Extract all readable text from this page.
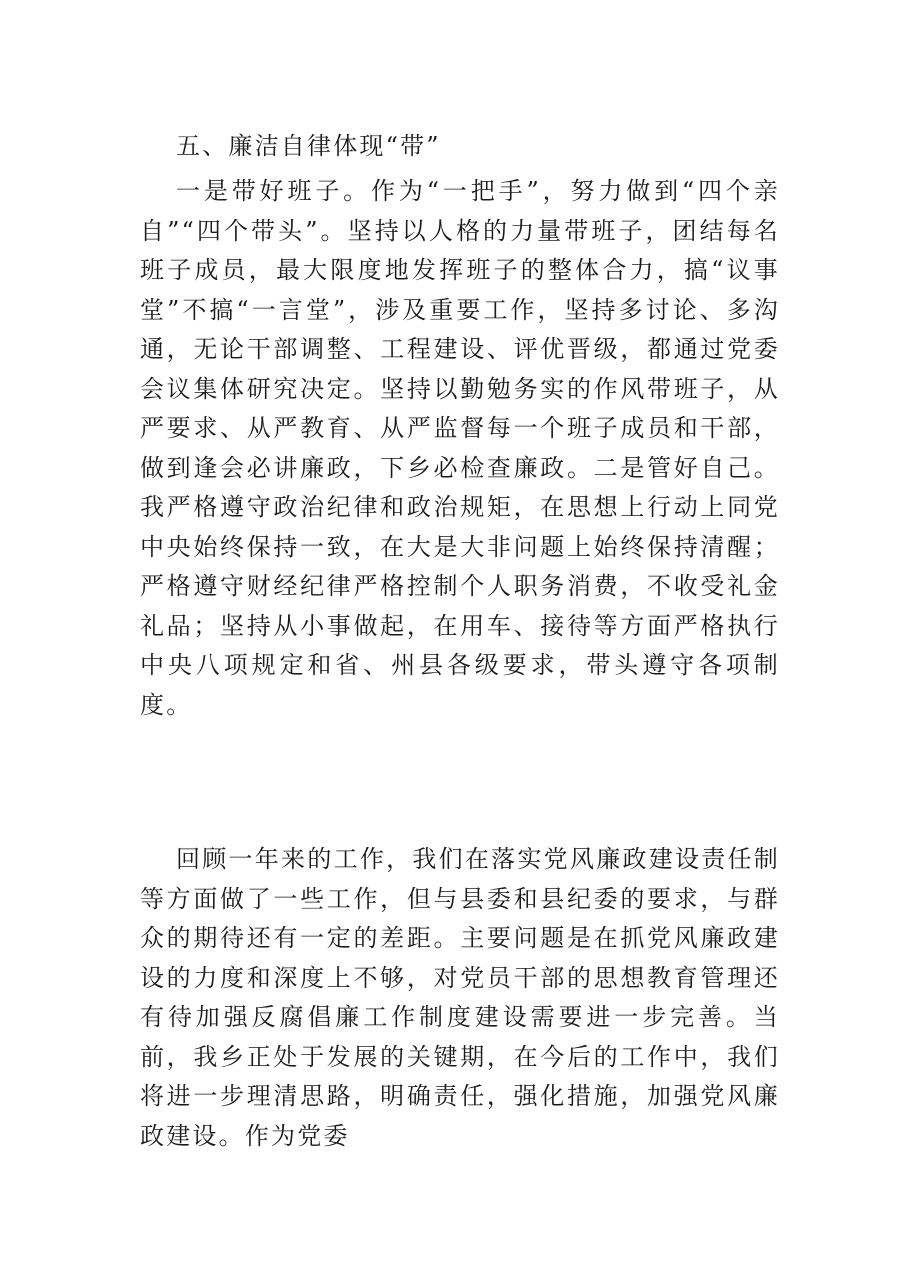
五、廉洁自律体现“带”

一是带好班子。作为“一把手”，努力做到“四个亲自”“四个带头”。坚持以人格的力量带班子，团结每名班子成员，最大限度地发挥班子的整体合力，搞“议事堂”不搞“一言堂”，涉及重要工作，坚持多讨论、多沟通，无论干部调整、工程建设、评优晋级，都通过党委会议集体研究决定。坚持以勤勉务实的作风带班子，从严要求、从严教育、从严监督每一个班子成员和干部，做到逢会必讲廉政，下乡必检查廉政。二是管好自己。我严格遵守政治纪律和政治规矩，在思想上行动上同党中央始终保持一致，在大是大非问题上始终保持清醒；严格遵守财经纪律严格控制个人职务消费，不收受礼金礼品；坚持从小事做起，在用车、接待等方面严格执行中央八项规定和省、州县各级要求，带头遵守各项制度。

回顾一年来的工作，我们在落实党风廉政建设责任制等方面做了一些工作，但与县委和县纪委的要求，与群众的期待还有一定的差距。主要问题是在抓党风廉政建设的力度和深度上不够，对党员干部的思想教育管理还有待加强反腐倡廉工作制度建设需要进一步完善。当前，我乡正处于发展的关键期，在今后的工作中，我们将进一步理清思路，明确责任，强化措施，加强党风廉政建设。作为党委
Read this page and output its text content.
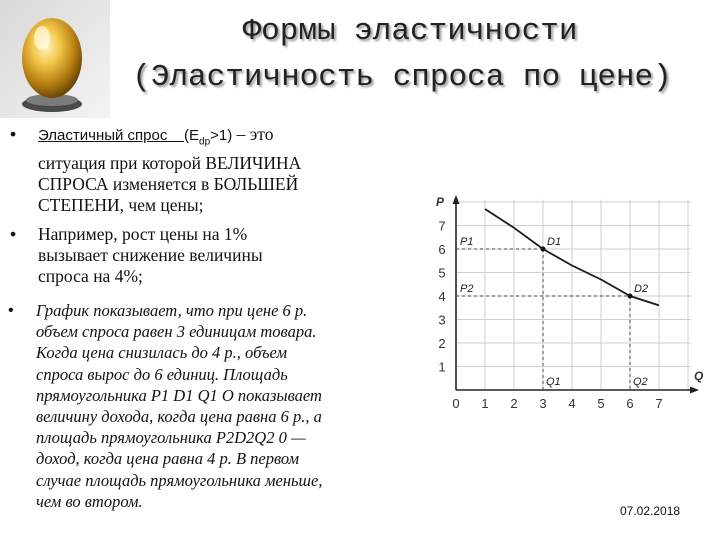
Формы эластичности
(Эластичность спроса по цене)
• Эластичный спрос $(E_{dp}>1)$ – это
ситуация при которой ВЕЛИЧИНА
СПРОСА изменяется в БОЛЬШЕЙ
СТЕПЕНИ, чем цены;
• Например, рост цены на 1%
вызывает снижение величины
спроса на 4%;
• График показывает, что при цене 6 р.
объем спроса равен 3 единицам товара.
Когда цена снизилась до 4 р., объем
спроса вырос до 6 единиц. Площадь
прямоугольника P1 D1 Q1 O показывает
величину дохода, когда цена равна 6 р., а
площадь прямоугольника P2D2Q2 0 —
доход, когда цена равна 4 р. В первом
случае площадь прямоугольника меньше,
чем во втором.
P
Q
1
2
3
4
5
6
7
0 1 2 3 4 5 6 7
D1
P1
Q1
D2
P2
Q2
07.02.2018
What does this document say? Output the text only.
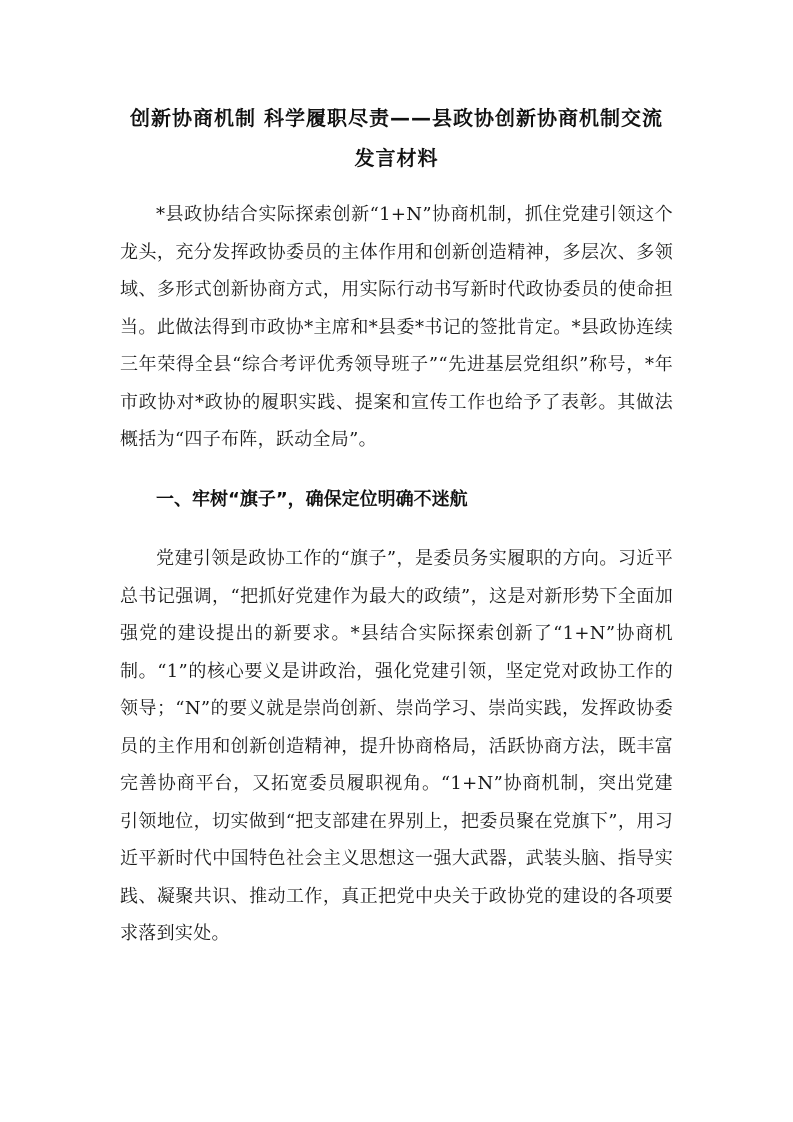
创新协商机制 科学履职尽责——县政协创新协商机制交流发言材料

*县政协结合实际探索创新“1+N”协商机制，抓住党建引领这个龙头，充分发挥政协委员的主体作用和创新创造精神，多层次、多领域、多形式创新协商方式，用实际行动书写新时代政协委员的使命担当。此做法得到市政协*主席和*县委*书记的签批肯定。*县政协连续三年荣得全县“综合考评优秀领导班子”“先进基层党组织”称号，*年市政协对*政协的履职实践、提案和宣传工作也给予了表彰。其做法概括为“四子布阵，跃动全局”。

一、牢树“旗子”，确保定位明确不迷航

党建引领是政协工作的“旗子”，是委员务实履职的方向。习近平总书记强调，“把抓好党建作为最大的政绩”，这是对新形势下全面加强党的建设提出的新要求。*县结合实际探索创新了“1+N”协商机制。“1”的核心要义是讲政治，强化党建引领，坚定党对政协工作的领导；“N”的要义就是崇尚创新、崇尚学习、崇尚实践，发挥政协委员的主作用和创新创造精神，提升协商格局，活跃协商方法，既丰富完善协商平台，又拓宽委员履职视角。“1+N”协商机制，突出党建引领地位，切实做到“把支部建在界别上，把委员聚在党旗下”，用习近平新时代中国特色社会主义思想这一强大武器，武装头脑、指导实践、凝聚共识、推动工作，真正把党中央关于政协党的建设的各项要求落到实处。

---+---

- _TASK TO CARRY OUT_:
Retype each record exactly as it stands, but do not include the pictures.

- _TASK SOLUTION_:
Extract all readable text from this page.
五、廉洁自律体现“带”

一是带好班子。作为“一把手”，努力做到“四个亲自”“四个带头”。坚持以人格的力量带班子，团结每名班子成员，最大限度地发挥班子的整体合力，搞“议事堂”不搞“一言堂”，涉及重要工作，坚持多讨论、多沟通，无论干部调整、工程建设、评优晋级，都通过党委会议集体研究决定。坚持以勤勉务实的作风带班子，从严要求、从严教育、从严监督每一个班子成员和干部，做到逢会必讲廉政，下乡必检查廉政。二是管好自己。我严格遵守政治纪律和政治规矩，在思想上行动上同党中央始终保持一致，在大是大非问题上始终保持清醒；严格遵守财经纪律严格控制个人职务消费，不收受礼金礼品；坚持从小事做起，在用车、接待等方面严格执行中央八项规定和省、州县各级要求，带头遵守各项制度。

回顾一年来的工作，我们在落实党风廉政建设责任制等方面做了一些工作，但与县委和县纪委的要求，与群众的期待还有一定的差距。主要问题是在抓党风廉政建设的力度和深度上不够，对党员干部的思想教育管理还有待加强反腐倡廉工作制度建设需要进一步完善。当前，我乡正处于发展的关键期，在今后的工作中，我们将进一步理清思路，明确责任，强化措施，加强党风廉政建设。作为党委
Read this page and output its text content.
Формы эластичности
(Эластичность спроса по цене)
• Эластичный спрос $(E_{dp}>1)$ – это
ситуация при которой ВЕЛИЧИНА
СПРОСА изменяется в БОЛЬШЕЙ
СТЕПЕНИ, чем цены;
• Например, рост цены на 1%
вызывает снижение величины
спроса на 4%;
• График показывает, что при цене 6 р.
объем спроса равен 3 единицам товара.
Когда цена снизилась до 4 р., объем
спроса вырос до 6 единиц. Площадь
прямоугольника P1 D1 Q1 O показывает
величину дохода, когда цена равна 6 р., а
площадь прямоугольника P2D2Q2 0 —
доход, когда цена равна 4 р. В первом
случае площадь прямоугольника меньше,
чем во втором.
P
Q
1
2
3
4
5
6
7
0 1 2 3 4 5 6 7
D1
P1
Q1
D2
P2
Q2
07.02.2018
What does this document say? Output the text only.
创新协商机制 科学履职尽责——县政协创新协商机制交流发言材料

*县政协结合实际探索创新“1+N”协商机制，抓住党建引领这个龙头，充分发挥政协委员的主体作用和创新创造精神，多层次、多领域、多形式创新协商方式，用实际行动书写新时代政协委员的使命担当。此做法得到市政协*主席和*县委*书记的签批肯定。*县政协连续三年荣得全县“综合考评优秀领导班子”“先进基层党组织”称号，*年市政协对*政协的履职实践、提案和宣传工作也给予了表彰。其做法概括为“四子布阵，跃动全局”。

一、牢树“旗子”，确保定位明确不迷航

党建引领是政协工作的“旗子”，是委员务实履职的方向。习近平总书记强调，“把抓好党建作为最大的政绩”，这是对新形势下全面加强党的建设提出的新要求。*县结合实际探索创新了“1+N”协商机制。“1”的核心要义是讲政治，强化党建引领，坚定党对政协工作的领导；“N”的要义就是崇尚创新、崇尚学习、崇尚实践，发挥政协委员的主作用和创新创造精神，提升协商格局，活跃协商方法，既丰富完善协商平台，又拓宽委员履职视角。“1+N”协商机制，突出党建引领地位，切实做到“把支部建在界别上，把委员聚在党旗下”，用习近平新时代中国特色社会主义思想这一强大武器，武装头脑、指导实践、凝聚共识、推动工作，真正把党中央关于政协党的建设的各项要求落到实处。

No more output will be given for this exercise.